Supplied entries:
-=-=-

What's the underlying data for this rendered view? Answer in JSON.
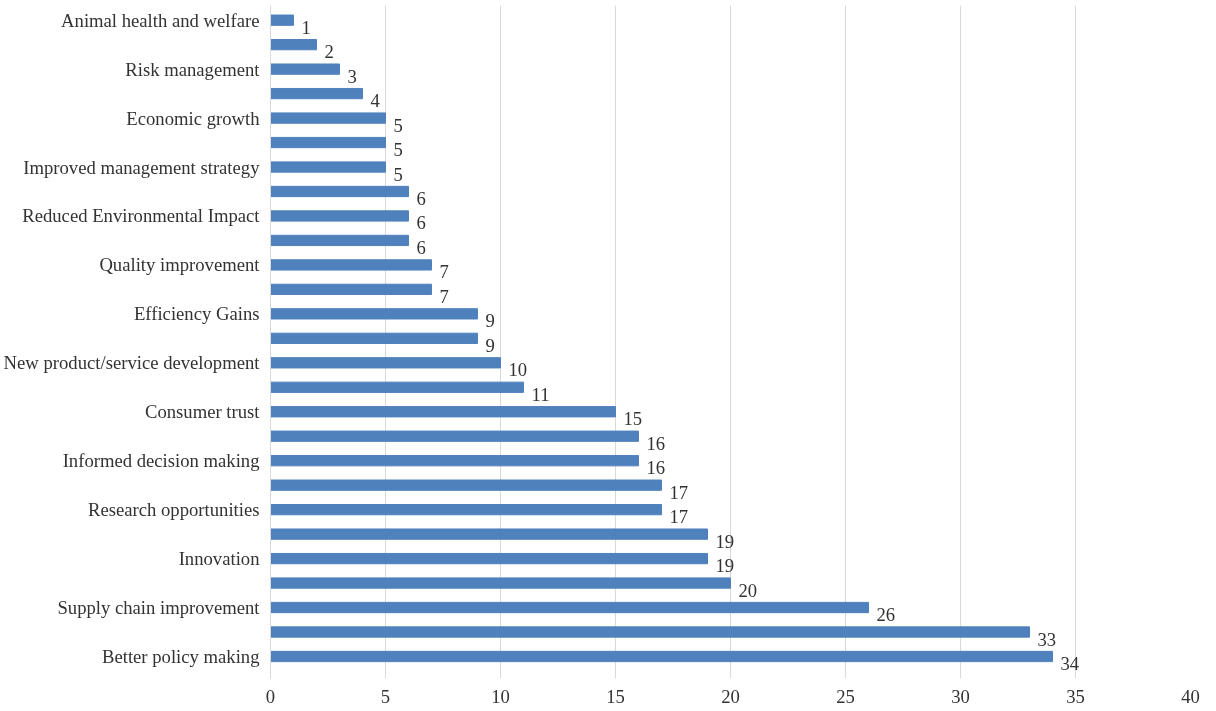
{
  "chart_data": {
    "type": "bar",
    "orientation": "horizontal",
    "categories": [
      "Animal health and welfare",
      null,
      "Risk management",
      null,
      "Economic growth",
      null,
      "Improved management strategy",
      null,
      "Reduced Environmental Impact",
      null,
      "Quality improvement",
      null,
      "Efficiency Gains",
      null,
      "New product/service development",
      null,
      "Consumer trust",
      null,
      "Informed decision making",
      null,
      "Research opportunities",
      null,
      "Innovation",
      null,
      "Supply chain improvement",
      null,
      "Better policy making"
    ],
    "values": [
      1,
      2,
      3,
      4,
      5,
      5,
      5,
      6,
      6,
      6,
      7,
      7,
      9,
      9,
      10,
      11,
      15,
      16,
      16,
      17,
      17,
      19,
      19,
      20,
      26,
      33,
      34
    ],
    "color": "#4f81bd",
    "xlim": [
      0,
      40
    ],
    "xticks": [
      0,
      5,
      10,
      15,
      20,
      25,
      30,
      35,
      40
    ],
    "grid": "x",
    "data_labels": true
  }
}
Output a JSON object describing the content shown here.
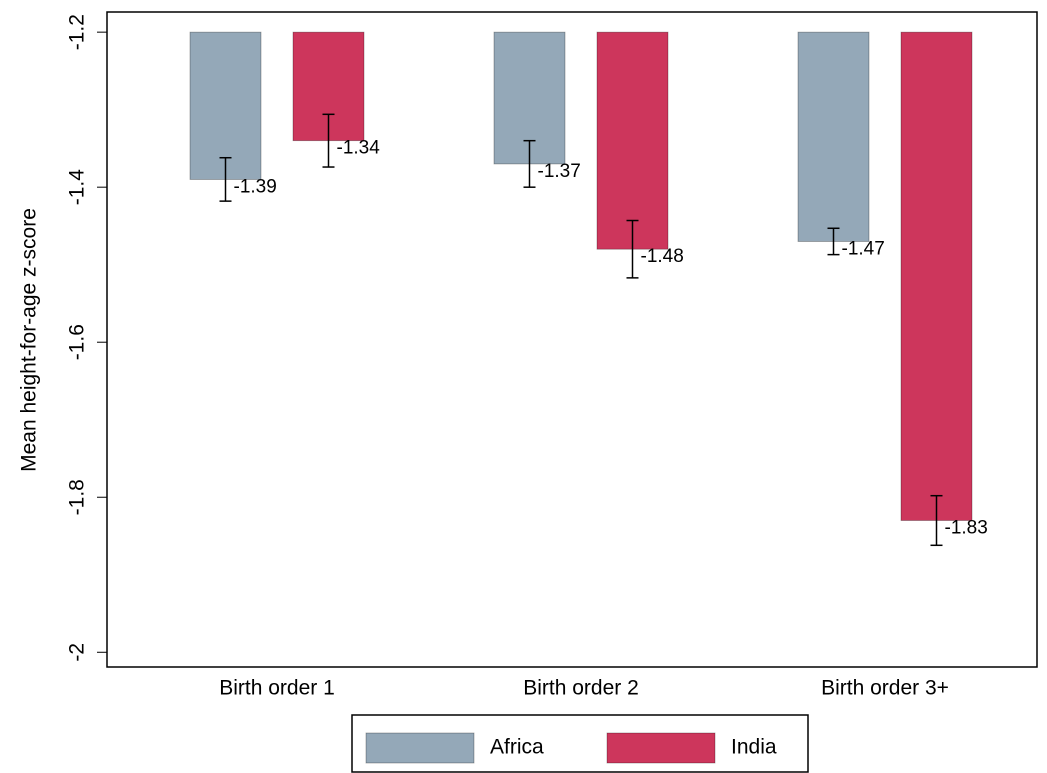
{
  "chart_data": {
    "type": "bar",
    "y_label": "Mean height-for-age z-score",
    "categories": [
      "Birth order 1",
      "Birth order 2",
      "Birth order 3+"
    ],
    "series": [
      {
        "name": "Africa",
        "color": "#94a8b8",
        "values": [
          -1.39,
          -1.37,
          -1.47
        ],
        "errors": [
          0.028,
          0.03,
          0.017
        ]
      },
      {
        "name": "India",
        "color": "#cd365c",
        "values": [
          -1.34,
          -1.48,
          -1.83
        ],
        "errors": [
          0.034,
          0.037,
          0.032
        ]
      }
    ],
    "base": -1.2,
    "ylim": [
      -2.019,
      -1.174
    ],
    "yticks": [
      -2,
      -1.8,
      -1.6,
      -1.4,
      -1.2
    ],
    "grid": false,
    "legend": "bottom"
  }
}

-=-=-

Task requirements: Copy exactly, please, the lines that run from the line holding "Output a JSON" through the closing line of the material above, omitting every picture.

Finished task:
Output a JSON object describing the content shown here.
{
  "chart_data": {
    "type": "bar",
    "y_label": "Mean height-for-age z-score",
    "categories": [
      "Birth order 1",
      "Birth order 2",
      "Birth order 3+"
    ],
    "series": [
      {
        "name": "Africa",
        "color": "#94a8b8",
        "values": [
          -1.39,
          -1.37,
          -1.47
        ],
        "errors": [
          0.028,
          0.03,
          0.017
        ]
      },
      {
        "name": "India",
        "color": "#cd365c",
        "values": [
          -1.34,
          -1.48,
          -1.83
        ],
        "errors": [
          0.034,
          0.037,
          0.032
        ]
      }
    ],
    "base": -1.2,
    "ylim": [
      -2.019,
      -1.174
    ],
    "yticks": [
      -2,
      -1.8,
      -1.6,
      -1.4,
      -1.2
    ],
    "grid": false,
    "legend": "bottom"
  }
}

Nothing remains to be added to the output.